==== Text ====

In late August the U.S. Court of Appeals for the Second Circuit reinstated a lawsuit by a physician association against a third-party plan administrator. The case against UnitedHealth Group and related entities (United) had been dismissed by the United States District Court for the Southern District of New York. The appellate opinion is significant both because it holds the plaintiff has associational standing, and because it allows parity claims to proceed against a plan administrator.
The plaintiffs claimed that United violated the Mental Health Parity and Addiction Equity Act of 2008 (the Parity Act), fiduciary duties under ERISA, and the terms of ERISA-governed health insurance plans administered by United, by using more restrictive guidelines and preauthorization and concurrent review procedures for mental health claims than those for medical claims. United allegedly subjected plan participants to preauthorization requirements for mental health claims that it did not apply to medical claims. It also allegedly conducted concurrent review of mental health claims based solely on the frequency of office visits, which it did not do for medical claims. The medical necessity review standards for outpatient psychotherapy sessions were allegedly more restrictive that those applied to medical claims under the same plan. In the underlying case, United successfully moved to dismiss the complaint, arguing that the psychiatric physician association did not have associational standing and that United could not be sued for alleged violations of the Parity Act under ERISA.

==== Listed entries ====

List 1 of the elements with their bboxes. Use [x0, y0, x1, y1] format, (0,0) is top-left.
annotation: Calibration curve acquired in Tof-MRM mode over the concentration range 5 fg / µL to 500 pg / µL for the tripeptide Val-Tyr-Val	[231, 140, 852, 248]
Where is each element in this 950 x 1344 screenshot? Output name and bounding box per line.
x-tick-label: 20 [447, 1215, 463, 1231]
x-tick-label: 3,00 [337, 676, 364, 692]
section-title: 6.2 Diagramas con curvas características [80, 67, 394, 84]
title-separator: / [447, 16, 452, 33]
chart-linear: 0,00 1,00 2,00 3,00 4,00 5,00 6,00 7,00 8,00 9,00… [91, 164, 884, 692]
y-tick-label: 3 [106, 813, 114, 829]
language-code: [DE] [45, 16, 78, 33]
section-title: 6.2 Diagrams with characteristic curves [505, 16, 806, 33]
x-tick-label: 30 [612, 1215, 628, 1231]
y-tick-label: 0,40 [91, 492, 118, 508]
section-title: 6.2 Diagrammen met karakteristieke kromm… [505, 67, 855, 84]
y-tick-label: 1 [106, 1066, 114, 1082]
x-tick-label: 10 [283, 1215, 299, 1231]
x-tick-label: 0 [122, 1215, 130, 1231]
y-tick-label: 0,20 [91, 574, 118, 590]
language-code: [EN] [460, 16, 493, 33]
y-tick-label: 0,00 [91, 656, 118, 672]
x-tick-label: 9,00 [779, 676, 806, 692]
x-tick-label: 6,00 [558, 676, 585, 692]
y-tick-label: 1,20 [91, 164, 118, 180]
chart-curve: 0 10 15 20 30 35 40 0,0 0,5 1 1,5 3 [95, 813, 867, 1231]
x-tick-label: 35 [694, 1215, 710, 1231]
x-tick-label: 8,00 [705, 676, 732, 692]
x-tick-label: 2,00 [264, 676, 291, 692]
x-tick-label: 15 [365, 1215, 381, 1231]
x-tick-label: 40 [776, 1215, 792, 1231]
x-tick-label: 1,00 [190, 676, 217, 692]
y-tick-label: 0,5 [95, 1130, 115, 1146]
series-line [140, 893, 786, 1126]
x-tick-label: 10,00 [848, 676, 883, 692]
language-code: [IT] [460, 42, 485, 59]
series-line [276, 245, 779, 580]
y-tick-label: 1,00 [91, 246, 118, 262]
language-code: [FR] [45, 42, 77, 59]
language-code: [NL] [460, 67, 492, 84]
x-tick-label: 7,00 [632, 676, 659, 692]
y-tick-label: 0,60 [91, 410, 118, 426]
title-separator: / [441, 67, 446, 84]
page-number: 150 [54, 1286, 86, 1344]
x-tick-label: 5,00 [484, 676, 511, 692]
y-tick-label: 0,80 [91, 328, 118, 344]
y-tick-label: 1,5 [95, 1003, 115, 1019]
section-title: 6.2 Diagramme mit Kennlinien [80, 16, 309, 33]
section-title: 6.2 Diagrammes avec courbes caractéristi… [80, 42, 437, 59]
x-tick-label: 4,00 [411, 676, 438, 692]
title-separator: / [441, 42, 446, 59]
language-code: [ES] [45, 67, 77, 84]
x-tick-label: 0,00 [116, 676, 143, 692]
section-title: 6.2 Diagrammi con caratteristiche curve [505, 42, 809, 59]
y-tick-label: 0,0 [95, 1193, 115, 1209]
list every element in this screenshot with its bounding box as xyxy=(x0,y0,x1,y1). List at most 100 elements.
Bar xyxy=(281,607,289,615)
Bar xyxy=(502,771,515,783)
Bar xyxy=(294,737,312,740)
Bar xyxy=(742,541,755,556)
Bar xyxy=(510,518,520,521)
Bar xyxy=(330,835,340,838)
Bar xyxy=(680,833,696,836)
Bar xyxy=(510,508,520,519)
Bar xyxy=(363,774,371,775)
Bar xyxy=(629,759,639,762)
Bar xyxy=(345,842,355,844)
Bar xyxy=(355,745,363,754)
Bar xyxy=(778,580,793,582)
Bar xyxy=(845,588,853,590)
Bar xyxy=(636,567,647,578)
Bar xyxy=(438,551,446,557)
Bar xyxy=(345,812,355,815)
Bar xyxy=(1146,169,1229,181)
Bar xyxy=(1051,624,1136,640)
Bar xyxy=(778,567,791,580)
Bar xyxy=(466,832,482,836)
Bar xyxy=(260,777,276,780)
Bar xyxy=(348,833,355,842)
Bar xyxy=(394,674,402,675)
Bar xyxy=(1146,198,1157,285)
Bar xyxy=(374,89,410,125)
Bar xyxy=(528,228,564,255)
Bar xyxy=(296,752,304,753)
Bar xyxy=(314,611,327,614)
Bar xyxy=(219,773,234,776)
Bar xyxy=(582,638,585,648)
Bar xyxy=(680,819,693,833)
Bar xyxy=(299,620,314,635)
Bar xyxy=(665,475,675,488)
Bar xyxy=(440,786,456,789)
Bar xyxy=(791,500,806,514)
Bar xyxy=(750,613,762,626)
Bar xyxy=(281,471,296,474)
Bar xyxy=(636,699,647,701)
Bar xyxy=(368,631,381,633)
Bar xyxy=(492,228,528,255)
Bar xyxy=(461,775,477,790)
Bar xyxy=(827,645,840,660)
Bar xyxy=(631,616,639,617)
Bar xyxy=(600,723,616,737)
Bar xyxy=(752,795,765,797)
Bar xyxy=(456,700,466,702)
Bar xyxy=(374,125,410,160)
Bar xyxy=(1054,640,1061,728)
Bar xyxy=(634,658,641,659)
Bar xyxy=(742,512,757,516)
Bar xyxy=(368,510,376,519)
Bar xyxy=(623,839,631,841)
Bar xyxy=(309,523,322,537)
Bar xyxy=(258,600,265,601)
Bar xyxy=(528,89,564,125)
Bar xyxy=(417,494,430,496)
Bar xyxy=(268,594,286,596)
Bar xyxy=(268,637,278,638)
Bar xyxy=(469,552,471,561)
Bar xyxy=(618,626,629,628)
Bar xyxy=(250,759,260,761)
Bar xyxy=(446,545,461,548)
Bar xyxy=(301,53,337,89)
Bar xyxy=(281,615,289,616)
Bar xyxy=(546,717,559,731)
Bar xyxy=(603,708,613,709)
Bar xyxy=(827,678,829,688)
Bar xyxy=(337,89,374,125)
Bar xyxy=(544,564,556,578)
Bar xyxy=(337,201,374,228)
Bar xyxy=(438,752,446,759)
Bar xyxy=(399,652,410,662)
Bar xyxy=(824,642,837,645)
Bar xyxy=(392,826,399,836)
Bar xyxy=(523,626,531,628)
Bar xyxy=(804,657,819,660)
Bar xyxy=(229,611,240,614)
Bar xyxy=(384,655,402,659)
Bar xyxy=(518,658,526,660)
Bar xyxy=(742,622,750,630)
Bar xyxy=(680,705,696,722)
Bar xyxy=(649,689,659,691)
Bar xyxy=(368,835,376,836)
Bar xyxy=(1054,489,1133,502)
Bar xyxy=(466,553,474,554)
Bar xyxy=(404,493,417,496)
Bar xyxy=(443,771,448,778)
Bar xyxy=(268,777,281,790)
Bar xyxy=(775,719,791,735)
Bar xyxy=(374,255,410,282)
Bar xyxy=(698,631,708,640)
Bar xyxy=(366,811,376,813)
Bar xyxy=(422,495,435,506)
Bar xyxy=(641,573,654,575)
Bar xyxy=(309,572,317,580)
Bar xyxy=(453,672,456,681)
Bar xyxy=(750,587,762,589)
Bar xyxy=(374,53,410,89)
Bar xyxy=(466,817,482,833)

====

Your assignment: Continue the text about the Second Circuit decision reinstating the physician association's case against United, picking up after its last sentence.

Result of this task:
The Court of Appeals reversed, holding that an association has standing when (a) its members would otherwise have standing; (b) the interests it seeks to protect are germane to the organization’s purpose, and (c) the nature of the claim and the relief sought does not make the individual participation of each injured party indispensable to the proper resolution of the matter.
The Court of Appeals also reversed the dismissal to the extent it was based on the holding that United was not a proper defendant. The Court of Appeals stated that United appears to have exercised total control over the health plan’s benefits denial process, making it the “logical defendant” in a suit to recover benefits, enforce rights, or clarify rights to future benefits under ERISA. The Court of Appeals held that a claims administrator has total control where it has “sole and absolute discretion” to deny benefits and makes “final and binding” decisions as to appeals of those denials. It explicitly chose not to decide if a claims administrator is a proper defendant when it exercises less than total control over the benefits denial process. The Court noted that its holding that claims administrators are proper defendants is in accord with six other circuits: the Fifth, Sixth, Seventh, Eighth, Ninth and Eleventh. The U.S. Department of Labor filed an amicus brief supporting reversal on this issue.
The case is N.Y. State Psychiatric Ass’n v. UnitedHealthGrp., No. 14-20-cv (2d Cir. Aug. 20, 2015).